▶ **DESCRIPTION OF THE TASK**:
Transcribe the lines between the one containing "List all visible" and the one containing "error-bar — [2318, 233, 2329, 549]", inclusive, leaving out the pictures.

▶ **INPUT MATERIAL**:
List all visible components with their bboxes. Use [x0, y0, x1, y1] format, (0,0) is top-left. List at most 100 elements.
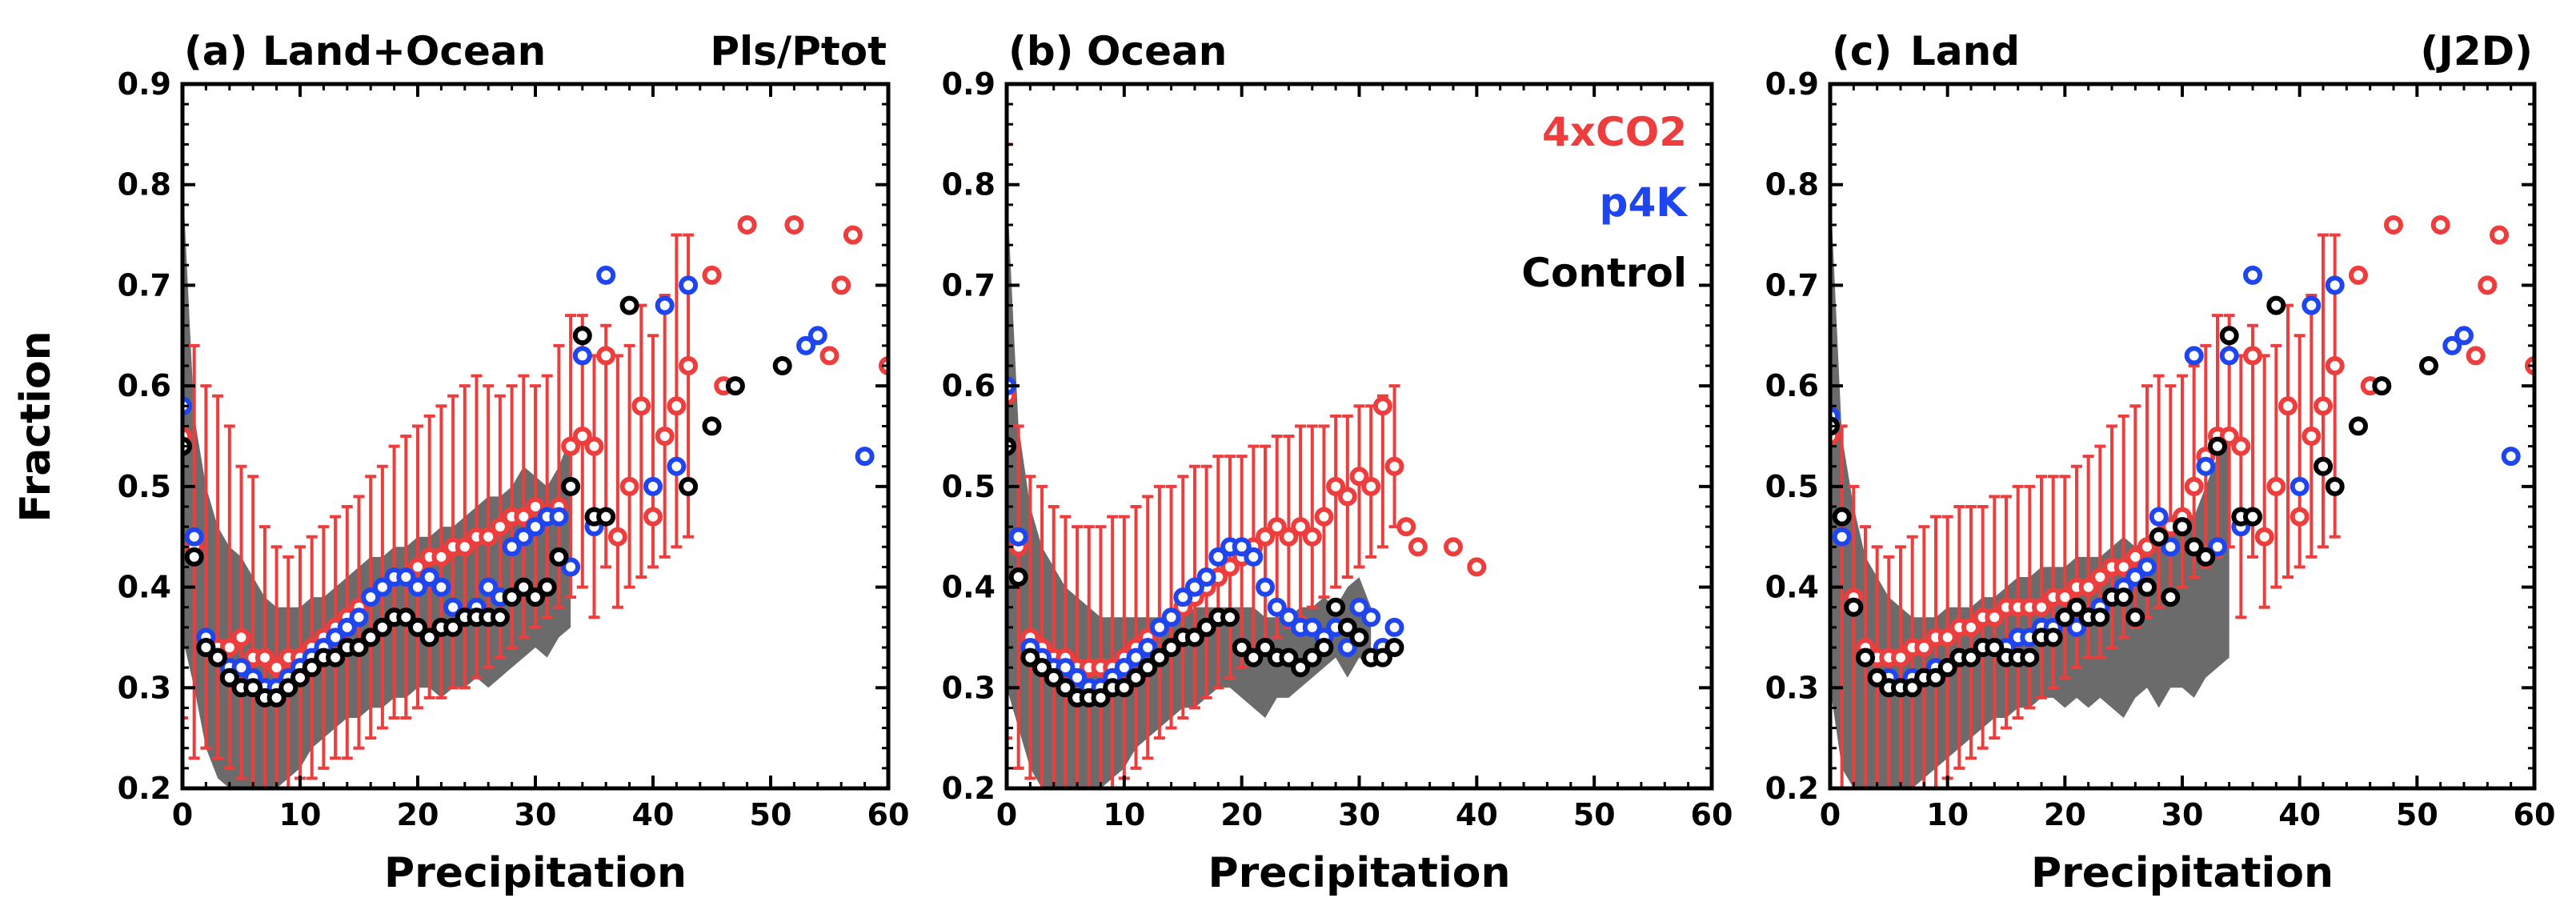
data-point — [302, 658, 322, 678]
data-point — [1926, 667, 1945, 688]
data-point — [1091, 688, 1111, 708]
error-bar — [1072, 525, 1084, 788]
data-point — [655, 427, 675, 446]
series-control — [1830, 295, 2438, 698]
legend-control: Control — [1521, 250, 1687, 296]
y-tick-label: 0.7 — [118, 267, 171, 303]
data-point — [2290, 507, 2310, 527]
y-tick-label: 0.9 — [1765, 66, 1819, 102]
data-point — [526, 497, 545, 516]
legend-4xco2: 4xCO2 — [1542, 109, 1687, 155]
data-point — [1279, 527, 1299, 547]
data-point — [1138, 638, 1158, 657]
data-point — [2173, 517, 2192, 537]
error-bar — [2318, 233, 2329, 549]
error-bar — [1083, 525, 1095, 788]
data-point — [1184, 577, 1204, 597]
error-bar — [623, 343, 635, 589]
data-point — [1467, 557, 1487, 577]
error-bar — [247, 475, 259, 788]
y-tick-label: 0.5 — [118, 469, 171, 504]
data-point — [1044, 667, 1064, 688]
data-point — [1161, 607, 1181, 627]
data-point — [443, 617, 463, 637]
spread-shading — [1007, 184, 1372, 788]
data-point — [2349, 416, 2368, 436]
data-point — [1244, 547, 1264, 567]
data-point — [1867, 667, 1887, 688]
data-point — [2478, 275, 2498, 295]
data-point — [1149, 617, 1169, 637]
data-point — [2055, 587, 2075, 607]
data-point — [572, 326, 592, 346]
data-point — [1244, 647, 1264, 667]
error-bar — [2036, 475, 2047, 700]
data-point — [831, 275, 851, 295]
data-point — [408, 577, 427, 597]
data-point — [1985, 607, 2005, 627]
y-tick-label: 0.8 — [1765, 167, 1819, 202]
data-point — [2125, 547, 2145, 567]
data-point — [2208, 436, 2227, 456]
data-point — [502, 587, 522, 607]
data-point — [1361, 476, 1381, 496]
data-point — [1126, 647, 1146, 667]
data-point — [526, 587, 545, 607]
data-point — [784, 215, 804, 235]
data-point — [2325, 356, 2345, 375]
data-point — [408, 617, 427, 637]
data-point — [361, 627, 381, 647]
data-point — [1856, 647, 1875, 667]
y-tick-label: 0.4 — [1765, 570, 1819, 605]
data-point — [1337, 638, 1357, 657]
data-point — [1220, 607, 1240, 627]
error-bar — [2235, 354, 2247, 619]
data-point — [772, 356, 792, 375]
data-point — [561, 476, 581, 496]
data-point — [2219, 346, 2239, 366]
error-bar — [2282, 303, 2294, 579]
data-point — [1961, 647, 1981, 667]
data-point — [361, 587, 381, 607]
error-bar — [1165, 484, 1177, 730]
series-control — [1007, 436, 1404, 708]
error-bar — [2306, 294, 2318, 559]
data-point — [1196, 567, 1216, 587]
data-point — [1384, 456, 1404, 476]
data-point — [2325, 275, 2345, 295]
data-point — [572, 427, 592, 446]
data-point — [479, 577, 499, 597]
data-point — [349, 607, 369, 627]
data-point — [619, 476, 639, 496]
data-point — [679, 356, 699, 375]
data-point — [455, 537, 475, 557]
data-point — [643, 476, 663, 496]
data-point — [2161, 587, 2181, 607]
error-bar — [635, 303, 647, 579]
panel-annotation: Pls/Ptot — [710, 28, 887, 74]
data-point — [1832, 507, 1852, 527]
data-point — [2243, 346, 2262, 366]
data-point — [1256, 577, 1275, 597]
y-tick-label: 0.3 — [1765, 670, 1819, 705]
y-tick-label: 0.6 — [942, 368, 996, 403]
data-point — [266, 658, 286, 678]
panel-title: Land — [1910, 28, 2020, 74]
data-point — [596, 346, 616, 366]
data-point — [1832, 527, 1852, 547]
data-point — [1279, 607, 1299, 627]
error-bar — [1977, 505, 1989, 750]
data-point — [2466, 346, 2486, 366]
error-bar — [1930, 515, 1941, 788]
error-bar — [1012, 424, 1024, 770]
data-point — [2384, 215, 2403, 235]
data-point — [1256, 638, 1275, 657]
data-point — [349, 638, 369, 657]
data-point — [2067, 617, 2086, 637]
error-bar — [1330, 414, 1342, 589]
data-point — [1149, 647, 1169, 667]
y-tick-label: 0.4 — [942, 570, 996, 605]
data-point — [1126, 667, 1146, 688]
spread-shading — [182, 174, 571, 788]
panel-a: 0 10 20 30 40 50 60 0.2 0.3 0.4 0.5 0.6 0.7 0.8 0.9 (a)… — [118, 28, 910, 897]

==

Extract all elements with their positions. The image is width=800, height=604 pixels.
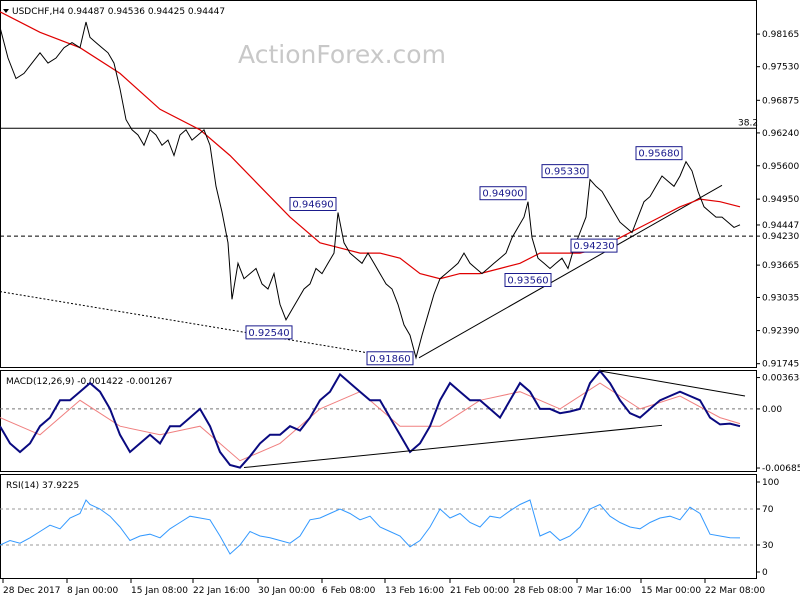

▶ **FINAL RESULT**:
List all visible components with their bboxes. Use [x0, y0, x1, y1] format, (0,0) is top-left. List at most 100 elements.
data-point — [302, 658, 322, 678]
data-point — [1926, 667, 1945, 688]
data-point — [1091, 688, 1111, 708]
error-bar — [1072, 525, 1084, 788]
data-point — [655, 427, 675, 446]
series-control — [1830, 295, 2438, 698]
legend-control: Control — [1521, 250, 1687, 296]
y-tick-label: 0.7 — [118, 267, 171, 303]
data-point — [2290, 507, 2310, 527]
y-tick-label: 0.9 — [1765, 66, 1819, 102]
data-point — [526, 497, 545, 516]
legend-4xco2: 4xCO2 — [1542, 109, 1687, 155]
data-point — [1279, 527, 1299, 547]
data-point — [1138, 638, 1158, 657]
data-point — [2173, 517, 2192, 537]
error-bar — [2318, 233, 2329, 549]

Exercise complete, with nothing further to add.